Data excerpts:
◇ ◇ ◇

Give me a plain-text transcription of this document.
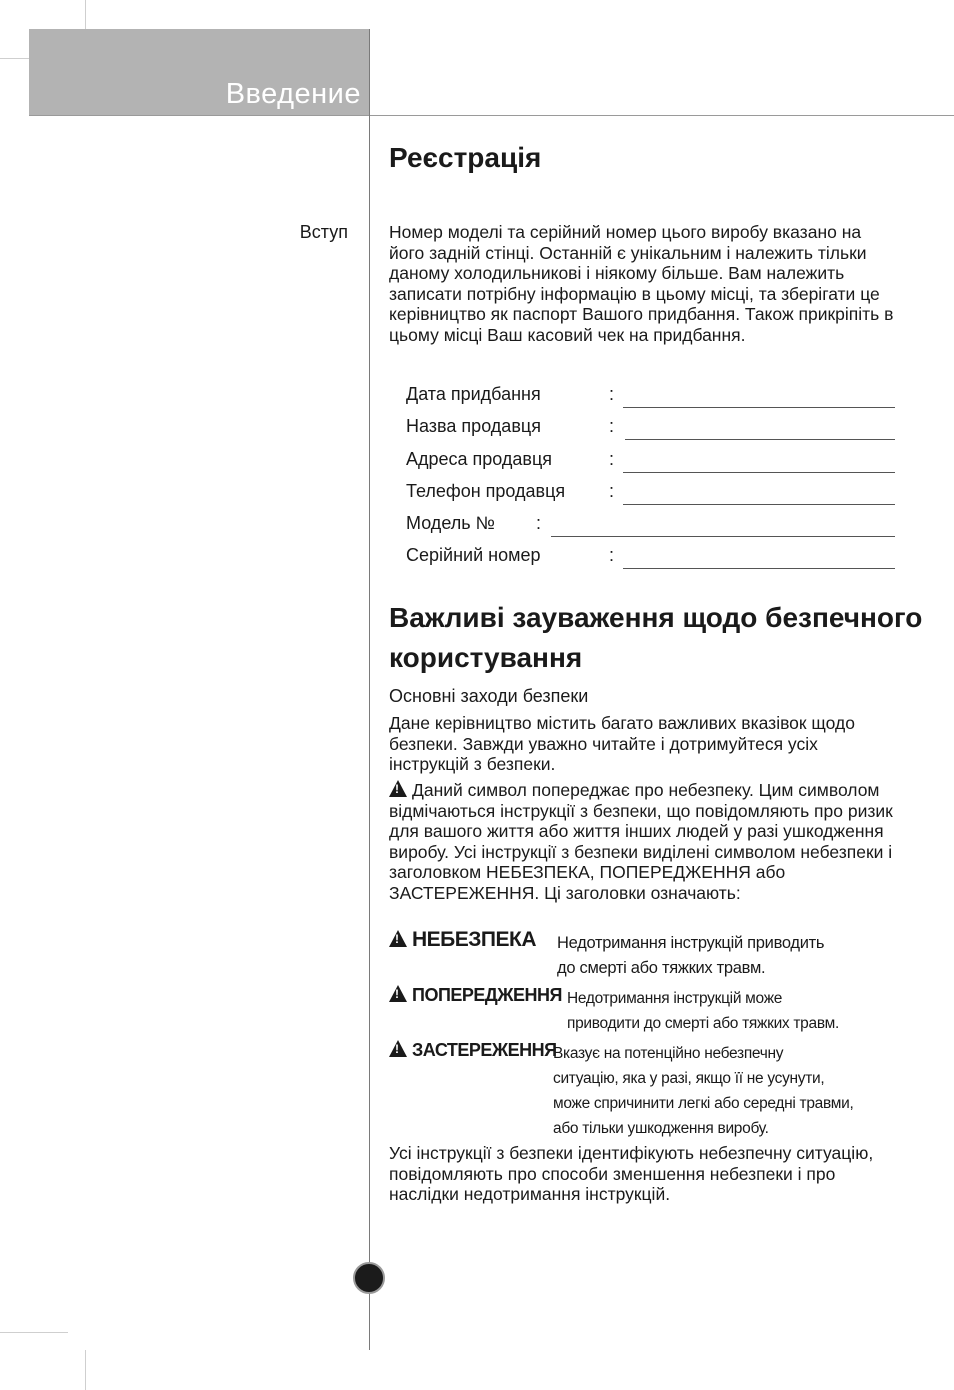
Введение
Реєстрація
Вступ Номер моделі та серійний номер цього виробу вказано на його задній стінці. Останній є унікальним і належить тільки даному холодильникові і ніякому більше. Вам належить записати потрібну інформацію в цьому місці, та зберігати це керівництво як паспорт Вашого придбання. Також прикріпіть в цьому місці Ваш касовий чек на придбання.
Дата придбання	:
Назва продавця	:
Адреса продавця	:
Телефон продавця :
Модель № :
Серійний номер	:
Важливі зауваження щодо безпечного користування
Основні заходи безпеки
Дане керівництво містить багато важливих вказівок щодо безпеки. Завжди уважно читайте і дотримуйтеся усіх інструкцій з безпеки.
!Даний символ попереджає про небезпеку. Цим символом відмічаються інструкції з безпеки, що повідомляють про ризик для вашого життя або життя інших людей у разі ушкодження виробу. Усі інструкції з безпеки виділені символом небезпеки і заголовком НЕБЕЗПЕКА, ПОПЕРЕДЖЕННЯ або ЗАСТЕРЕЖЕННЯ. Ці заголовки означають:
!НЕБЕЗПЕКА Недотримання інструкцій приводить
до смерті або тяжких травм.
!ПОПЕРЕДЖЕННЯ Недотримання інструкцій може
приводити до смерті або тяжких травм.
!ЗАСТЕРЕЖЕННЯ
Вказує на потенційно небезпечну
ситуацію, яка у разі, якщо її не усунути,
може спричинити легкі або середні травми,
або тільки ушкодження виробу.
Усі інструкції з безпеки ідентифікують небезпечну ситуацію, повідомляють про способи зменшення небезпеки і про наслідки недотримання інструкцій.
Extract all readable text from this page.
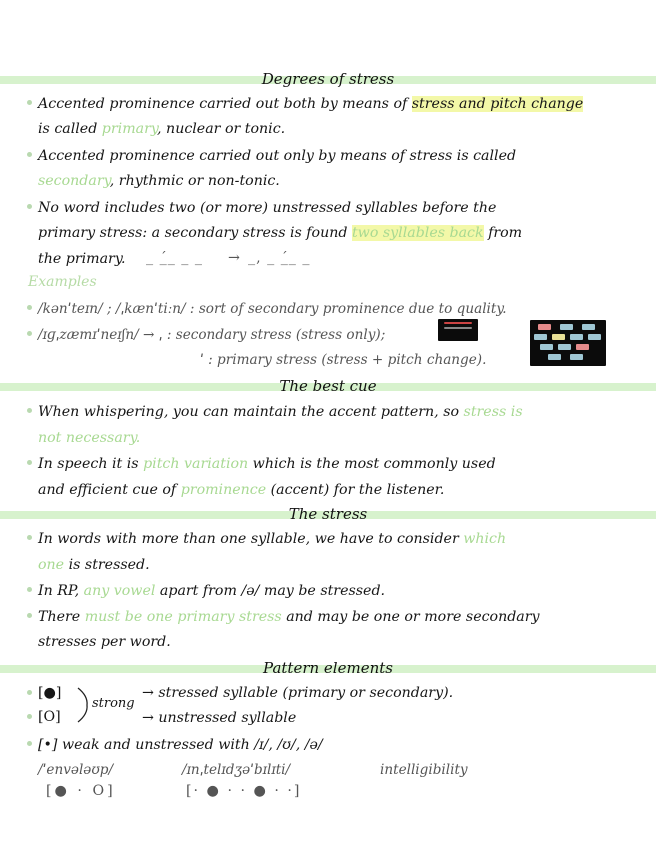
Degrees of stress
Accented prominence carried out both by means of stress and pitch change
is called primary, nuclear or tonic.
Accented prominence carried out only by means of stress is called
secondary, rhythmic or non-tonic.
No word includes two (or more) unstressed syllables before the
primary stress: a secondary stress is found two syllables back from
the primary. _ _́_ _ _ → _, _ _́_ _
Examples
/kənˈteɪn/ ; /ˌkænˈtiːn/ : sort of secondary prominence due to quality.
/ɪɡˌzæmɪˈneɪʃn/ → ˌ : secondary stress (stress only);
ˈ : primary stress (stress + pitch change).
The best cue
When whispering, you can maintain the accent pattern, so stress is
not necessary.
In speech it is pitch variation which is the most commonly used
and efficient cue of prominence (accent) for the listener.
The stress
In words with more than one syllable, we have to consider which
one is stressed.
In RP, any vowel apart from /ə/ may be stressed.
There must be one primary stress and may be one or more secondary
stresses per word.
Pattern elements
[●]
[O]
strong
→ stressed syllable (primary or secondary).
→ unstressed syllable
[•] weak and unstressed with /ɪ/, /ʊ/, /ə/
/ˈenvələʊp/
[● · O]
/ɪnˌtelɪdʒəˈbɪlɪti/	intelligibility
[· ● · · ● · ·]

◇ ◇ ◇

Stated problem: Locate all lines in the listing above with the word "тяжких" and copy them.

Problem solution:
до смерті або тяжких травм.
приводити до смерті або тяжких травм.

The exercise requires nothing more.